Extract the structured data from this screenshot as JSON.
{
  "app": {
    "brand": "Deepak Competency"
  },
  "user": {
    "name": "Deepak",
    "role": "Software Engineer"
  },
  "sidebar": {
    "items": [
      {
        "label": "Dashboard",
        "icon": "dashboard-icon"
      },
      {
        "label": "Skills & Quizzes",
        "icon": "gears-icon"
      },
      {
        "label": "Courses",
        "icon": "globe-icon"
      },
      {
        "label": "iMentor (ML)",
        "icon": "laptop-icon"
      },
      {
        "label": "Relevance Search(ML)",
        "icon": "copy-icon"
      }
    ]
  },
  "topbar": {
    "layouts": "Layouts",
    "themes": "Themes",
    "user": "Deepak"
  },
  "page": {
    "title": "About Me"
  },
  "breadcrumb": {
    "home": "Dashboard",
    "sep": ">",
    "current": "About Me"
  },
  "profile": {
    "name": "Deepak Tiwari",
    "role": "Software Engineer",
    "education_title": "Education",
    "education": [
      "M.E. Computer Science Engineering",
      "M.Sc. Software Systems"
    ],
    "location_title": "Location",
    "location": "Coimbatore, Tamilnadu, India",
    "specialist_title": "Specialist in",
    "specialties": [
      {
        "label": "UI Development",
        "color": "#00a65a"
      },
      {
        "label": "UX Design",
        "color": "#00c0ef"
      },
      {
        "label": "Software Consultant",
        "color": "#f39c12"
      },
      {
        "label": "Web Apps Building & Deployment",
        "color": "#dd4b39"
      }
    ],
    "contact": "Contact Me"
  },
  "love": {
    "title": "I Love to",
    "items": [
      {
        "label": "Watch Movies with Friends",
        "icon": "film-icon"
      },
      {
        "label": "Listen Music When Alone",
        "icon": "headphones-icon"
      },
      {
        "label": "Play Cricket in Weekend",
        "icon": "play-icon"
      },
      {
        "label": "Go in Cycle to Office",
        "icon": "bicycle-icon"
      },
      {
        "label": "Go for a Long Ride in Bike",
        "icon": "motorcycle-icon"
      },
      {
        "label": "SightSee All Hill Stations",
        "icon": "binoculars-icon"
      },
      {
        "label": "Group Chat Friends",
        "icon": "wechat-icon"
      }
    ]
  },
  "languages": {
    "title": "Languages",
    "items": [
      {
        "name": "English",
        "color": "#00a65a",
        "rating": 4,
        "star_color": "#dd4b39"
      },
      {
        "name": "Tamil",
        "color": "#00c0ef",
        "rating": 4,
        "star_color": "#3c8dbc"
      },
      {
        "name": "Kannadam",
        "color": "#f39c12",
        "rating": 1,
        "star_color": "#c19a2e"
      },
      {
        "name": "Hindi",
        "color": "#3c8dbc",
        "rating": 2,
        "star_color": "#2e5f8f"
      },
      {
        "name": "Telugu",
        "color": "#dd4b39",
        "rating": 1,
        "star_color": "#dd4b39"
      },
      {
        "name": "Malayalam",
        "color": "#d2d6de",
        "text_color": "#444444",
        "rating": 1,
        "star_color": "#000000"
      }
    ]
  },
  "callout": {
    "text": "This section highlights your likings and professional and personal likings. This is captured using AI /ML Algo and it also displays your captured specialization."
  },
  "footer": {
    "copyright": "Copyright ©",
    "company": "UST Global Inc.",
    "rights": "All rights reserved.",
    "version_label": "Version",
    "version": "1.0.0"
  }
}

## Directions
Find every line that includes the string "Friends". Report how many there are and nothing else.

## Solution for this task
2